Exercise aim ▸ Return all lines where the word "Chisinau" can be found.

[Entries from a dataset]
....
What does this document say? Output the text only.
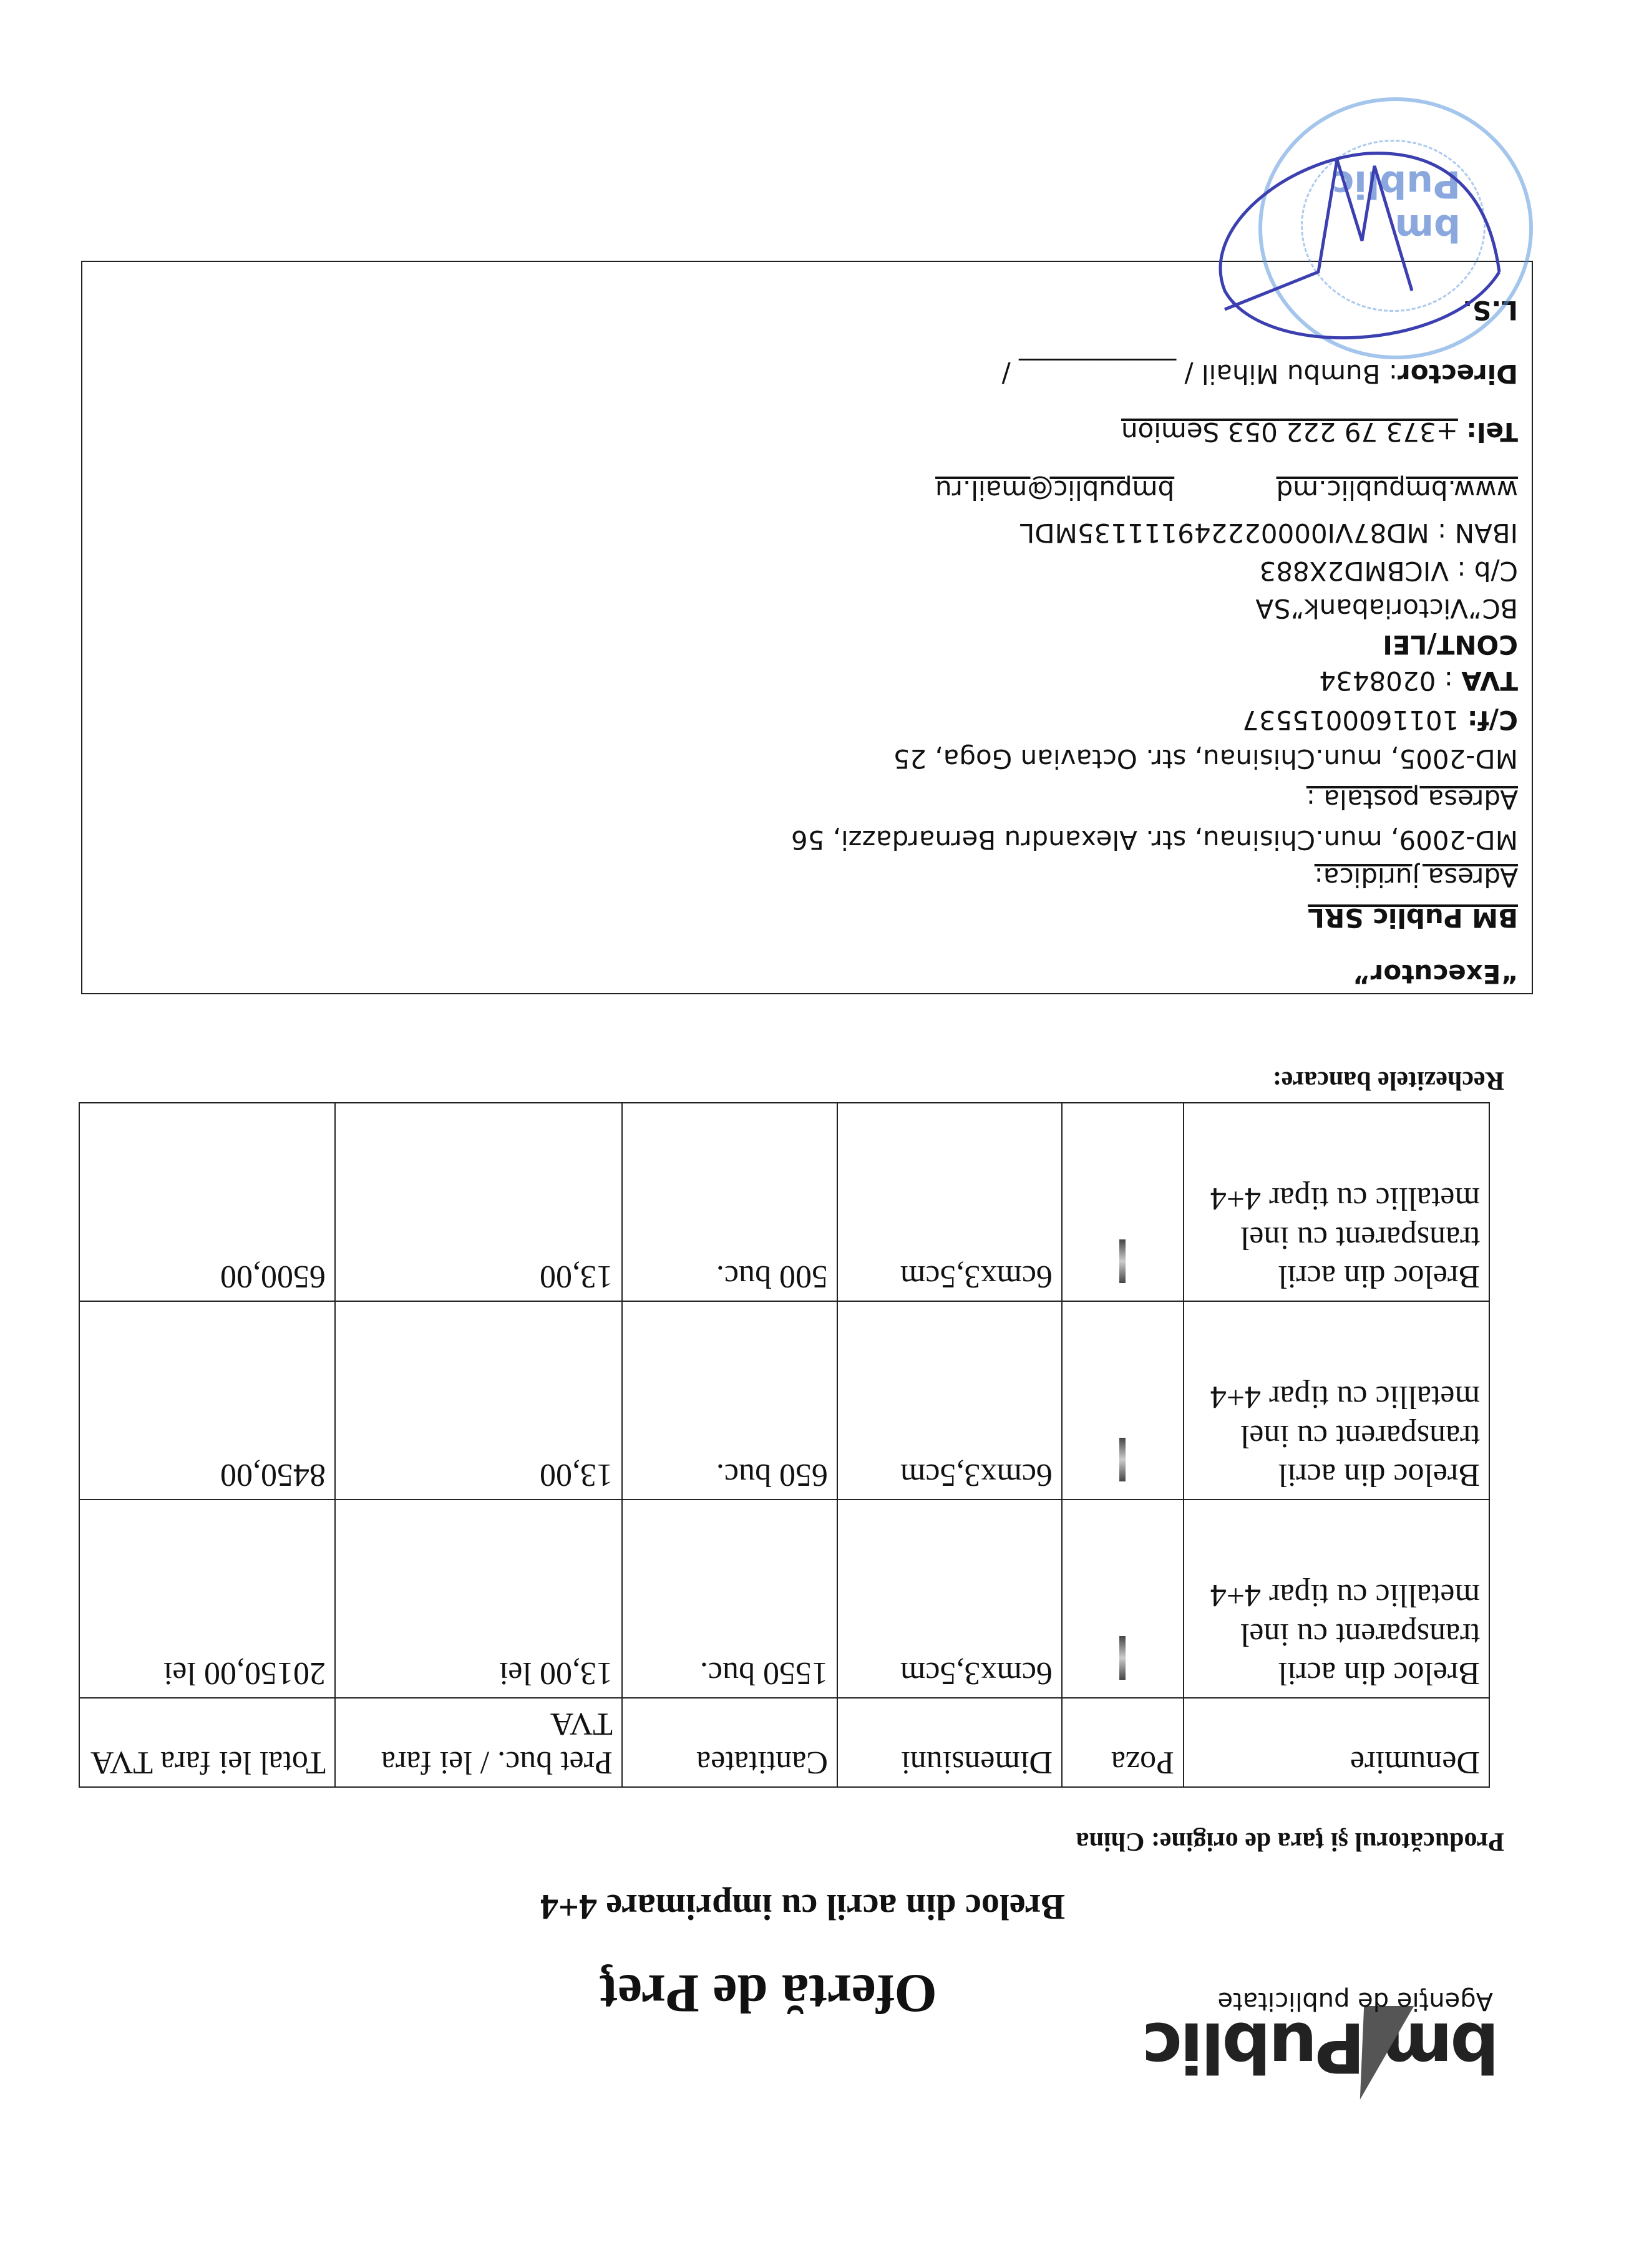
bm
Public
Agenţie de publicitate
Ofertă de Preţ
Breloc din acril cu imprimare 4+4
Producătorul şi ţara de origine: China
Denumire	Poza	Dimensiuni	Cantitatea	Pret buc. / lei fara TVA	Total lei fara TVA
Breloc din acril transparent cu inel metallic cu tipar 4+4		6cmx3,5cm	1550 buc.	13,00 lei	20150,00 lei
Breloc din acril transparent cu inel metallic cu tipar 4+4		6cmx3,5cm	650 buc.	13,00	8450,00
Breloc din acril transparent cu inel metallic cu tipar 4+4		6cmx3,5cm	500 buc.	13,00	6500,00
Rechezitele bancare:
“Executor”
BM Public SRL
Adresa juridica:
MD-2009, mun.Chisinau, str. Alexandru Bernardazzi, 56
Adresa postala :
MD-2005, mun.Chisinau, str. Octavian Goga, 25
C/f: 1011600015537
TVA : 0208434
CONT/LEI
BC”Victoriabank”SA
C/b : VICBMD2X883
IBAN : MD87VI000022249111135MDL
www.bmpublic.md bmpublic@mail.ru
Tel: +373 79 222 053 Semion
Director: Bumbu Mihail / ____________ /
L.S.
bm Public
....
Exercise solution ▸
MD-2009, mun.Chisinau, str. Alexandru Bernardazzi, 56
MD-2005, mun.Chisinau, str. Octavian Goga, 25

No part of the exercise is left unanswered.